■ EXERCISE INSTRUCTIONS
Every line that contains the word "type" should be copied out.

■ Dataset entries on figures
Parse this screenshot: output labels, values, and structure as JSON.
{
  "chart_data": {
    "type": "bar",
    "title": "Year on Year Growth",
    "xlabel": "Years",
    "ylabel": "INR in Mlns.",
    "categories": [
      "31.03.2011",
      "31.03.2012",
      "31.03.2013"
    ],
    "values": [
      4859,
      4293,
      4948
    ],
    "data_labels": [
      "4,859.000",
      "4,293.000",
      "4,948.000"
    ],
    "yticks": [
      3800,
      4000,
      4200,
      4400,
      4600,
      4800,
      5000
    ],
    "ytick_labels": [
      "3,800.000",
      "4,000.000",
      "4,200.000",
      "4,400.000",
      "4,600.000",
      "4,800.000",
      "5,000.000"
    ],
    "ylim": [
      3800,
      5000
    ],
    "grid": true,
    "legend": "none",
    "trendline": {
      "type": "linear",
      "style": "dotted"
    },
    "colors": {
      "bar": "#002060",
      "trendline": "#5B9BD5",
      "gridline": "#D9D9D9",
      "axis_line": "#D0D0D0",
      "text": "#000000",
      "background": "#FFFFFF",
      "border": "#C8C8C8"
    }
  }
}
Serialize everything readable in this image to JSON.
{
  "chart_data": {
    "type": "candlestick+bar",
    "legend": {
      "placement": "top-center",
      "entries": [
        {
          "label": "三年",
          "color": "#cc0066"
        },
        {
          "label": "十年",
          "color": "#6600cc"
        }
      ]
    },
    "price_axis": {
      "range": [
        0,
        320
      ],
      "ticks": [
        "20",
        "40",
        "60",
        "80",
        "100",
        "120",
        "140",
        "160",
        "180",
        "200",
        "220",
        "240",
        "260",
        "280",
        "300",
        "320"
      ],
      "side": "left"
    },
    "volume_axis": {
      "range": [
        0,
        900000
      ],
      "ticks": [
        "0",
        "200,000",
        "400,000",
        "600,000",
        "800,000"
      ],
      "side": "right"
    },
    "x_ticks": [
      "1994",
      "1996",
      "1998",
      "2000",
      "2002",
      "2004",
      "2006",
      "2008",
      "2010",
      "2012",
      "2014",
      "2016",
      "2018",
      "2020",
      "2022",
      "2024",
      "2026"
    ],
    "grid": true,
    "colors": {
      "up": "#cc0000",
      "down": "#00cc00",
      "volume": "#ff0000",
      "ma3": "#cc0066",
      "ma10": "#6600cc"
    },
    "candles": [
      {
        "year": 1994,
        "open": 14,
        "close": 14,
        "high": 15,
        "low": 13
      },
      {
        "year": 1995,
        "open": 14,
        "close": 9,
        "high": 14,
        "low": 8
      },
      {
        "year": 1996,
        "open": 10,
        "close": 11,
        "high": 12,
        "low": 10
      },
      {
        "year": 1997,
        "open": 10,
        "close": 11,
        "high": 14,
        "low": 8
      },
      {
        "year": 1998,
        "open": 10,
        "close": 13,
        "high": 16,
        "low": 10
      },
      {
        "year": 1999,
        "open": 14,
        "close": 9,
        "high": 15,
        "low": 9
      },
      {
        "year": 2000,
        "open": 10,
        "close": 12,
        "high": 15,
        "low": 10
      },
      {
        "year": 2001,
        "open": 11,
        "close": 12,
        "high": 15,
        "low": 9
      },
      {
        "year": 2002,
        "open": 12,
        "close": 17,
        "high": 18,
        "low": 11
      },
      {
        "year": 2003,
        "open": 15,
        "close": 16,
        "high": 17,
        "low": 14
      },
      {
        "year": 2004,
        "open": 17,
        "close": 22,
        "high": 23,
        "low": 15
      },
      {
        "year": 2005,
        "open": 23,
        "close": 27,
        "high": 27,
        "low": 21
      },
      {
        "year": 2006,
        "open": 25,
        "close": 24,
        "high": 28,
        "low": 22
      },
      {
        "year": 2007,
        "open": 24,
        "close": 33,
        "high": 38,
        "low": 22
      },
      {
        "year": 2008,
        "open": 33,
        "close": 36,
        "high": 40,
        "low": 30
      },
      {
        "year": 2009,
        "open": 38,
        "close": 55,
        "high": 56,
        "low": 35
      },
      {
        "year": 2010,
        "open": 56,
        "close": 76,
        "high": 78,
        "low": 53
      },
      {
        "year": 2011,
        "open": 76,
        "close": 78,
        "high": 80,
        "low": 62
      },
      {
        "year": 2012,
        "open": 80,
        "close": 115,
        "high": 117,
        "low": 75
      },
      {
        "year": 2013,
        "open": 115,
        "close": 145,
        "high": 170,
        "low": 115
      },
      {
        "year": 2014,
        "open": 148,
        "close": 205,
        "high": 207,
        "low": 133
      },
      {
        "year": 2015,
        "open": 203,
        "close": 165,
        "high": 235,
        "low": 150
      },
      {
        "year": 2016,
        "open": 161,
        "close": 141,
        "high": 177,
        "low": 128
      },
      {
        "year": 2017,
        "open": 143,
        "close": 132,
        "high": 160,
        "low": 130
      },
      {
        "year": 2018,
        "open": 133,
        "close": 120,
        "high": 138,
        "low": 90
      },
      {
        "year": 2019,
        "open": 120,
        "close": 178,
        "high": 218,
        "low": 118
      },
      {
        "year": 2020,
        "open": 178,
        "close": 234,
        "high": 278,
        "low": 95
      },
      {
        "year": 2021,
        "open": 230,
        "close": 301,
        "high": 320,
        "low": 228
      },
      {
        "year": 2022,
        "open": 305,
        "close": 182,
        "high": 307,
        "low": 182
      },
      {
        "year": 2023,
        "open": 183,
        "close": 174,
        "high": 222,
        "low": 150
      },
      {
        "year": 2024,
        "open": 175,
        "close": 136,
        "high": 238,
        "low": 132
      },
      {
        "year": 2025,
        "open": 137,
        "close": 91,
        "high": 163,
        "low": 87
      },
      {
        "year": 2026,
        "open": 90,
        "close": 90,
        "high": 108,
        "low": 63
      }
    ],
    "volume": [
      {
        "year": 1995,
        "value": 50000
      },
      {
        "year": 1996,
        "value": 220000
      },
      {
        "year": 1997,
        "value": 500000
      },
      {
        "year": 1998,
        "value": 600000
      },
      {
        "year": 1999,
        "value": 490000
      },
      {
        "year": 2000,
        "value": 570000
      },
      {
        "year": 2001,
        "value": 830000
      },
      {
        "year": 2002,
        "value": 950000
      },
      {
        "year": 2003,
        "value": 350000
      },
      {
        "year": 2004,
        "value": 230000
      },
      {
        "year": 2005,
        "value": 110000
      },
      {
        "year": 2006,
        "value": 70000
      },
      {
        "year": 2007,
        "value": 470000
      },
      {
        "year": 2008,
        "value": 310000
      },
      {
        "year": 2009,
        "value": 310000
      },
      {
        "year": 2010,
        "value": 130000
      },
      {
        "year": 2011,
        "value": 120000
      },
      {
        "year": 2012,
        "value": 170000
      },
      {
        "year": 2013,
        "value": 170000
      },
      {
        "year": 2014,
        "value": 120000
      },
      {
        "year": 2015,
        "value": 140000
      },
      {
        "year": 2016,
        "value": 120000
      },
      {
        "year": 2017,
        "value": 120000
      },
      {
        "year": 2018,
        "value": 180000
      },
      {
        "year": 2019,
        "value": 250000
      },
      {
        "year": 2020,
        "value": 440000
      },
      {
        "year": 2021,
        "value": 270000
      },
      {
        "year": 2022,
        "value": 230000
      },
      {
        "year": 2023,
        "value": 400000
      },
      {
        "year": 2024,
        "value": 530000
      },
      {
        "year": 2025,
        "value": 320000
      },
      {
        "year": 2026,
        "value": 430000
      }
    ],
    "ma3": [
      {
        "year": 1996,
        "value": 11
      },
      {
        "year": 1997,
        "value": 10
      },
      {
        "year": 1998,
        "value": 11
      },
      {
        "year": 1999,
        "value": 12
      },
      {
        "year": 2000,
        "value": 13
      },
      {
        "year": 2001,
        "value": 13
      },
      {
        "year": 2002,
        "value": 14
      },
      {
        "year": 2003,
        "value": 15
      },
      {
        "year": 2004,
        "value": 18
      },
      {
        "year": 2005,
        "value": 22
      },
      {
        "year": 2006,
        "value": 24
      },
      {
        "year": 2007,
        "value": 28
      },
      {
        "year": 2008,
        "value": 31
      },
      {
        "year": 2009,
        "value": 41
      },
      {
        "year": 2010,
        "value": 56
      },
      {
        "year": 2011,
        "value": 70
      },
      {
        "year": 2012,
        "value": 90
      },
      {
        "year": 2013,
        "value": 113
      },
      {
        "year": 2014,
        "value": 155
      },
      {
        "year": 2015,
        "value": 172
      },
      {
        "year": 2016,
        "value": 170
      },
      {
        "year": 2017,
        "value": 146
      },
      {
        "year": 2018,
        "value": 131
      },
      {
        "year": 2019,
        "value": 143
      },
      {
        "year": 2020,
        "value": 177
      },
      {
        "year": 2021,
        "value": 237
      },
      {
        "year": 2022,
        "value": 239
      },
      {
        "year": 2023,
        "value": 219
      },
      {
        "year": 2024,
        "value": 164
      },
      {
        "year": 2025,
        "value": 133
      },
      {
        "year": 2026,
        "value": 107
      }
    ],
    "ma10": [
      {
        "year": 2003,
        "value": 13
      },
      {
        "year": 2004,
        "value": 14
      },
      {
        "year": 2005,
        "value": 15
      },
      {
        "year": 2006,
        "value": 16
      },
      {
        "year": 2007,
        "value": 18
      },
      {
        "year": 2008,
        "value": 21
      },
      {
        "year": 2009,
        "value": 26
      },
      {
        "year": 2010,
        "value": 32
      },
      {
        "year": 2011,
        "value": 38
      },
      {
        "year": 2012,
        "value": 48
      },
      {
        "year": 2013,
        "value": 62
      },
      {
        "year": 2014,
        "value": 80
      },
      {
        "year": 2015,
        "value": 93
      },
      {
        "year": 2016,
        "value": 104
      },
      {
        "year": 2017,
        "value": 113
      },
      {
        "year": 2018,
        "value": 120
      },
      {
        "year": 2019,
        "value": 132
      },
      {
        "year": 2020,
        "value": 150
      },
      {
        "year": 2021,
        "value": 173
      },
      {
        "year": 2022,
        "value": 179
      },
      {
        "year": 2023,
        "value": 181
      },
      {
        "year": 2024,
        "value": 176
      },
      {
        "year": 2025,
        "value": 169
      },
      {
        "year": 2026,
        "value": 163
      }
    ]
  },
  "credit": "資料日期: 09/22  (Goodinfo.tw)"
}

■ SOLUTION
    "type": "bar",
      "type": "linear",
    "type": "candlestick+bar",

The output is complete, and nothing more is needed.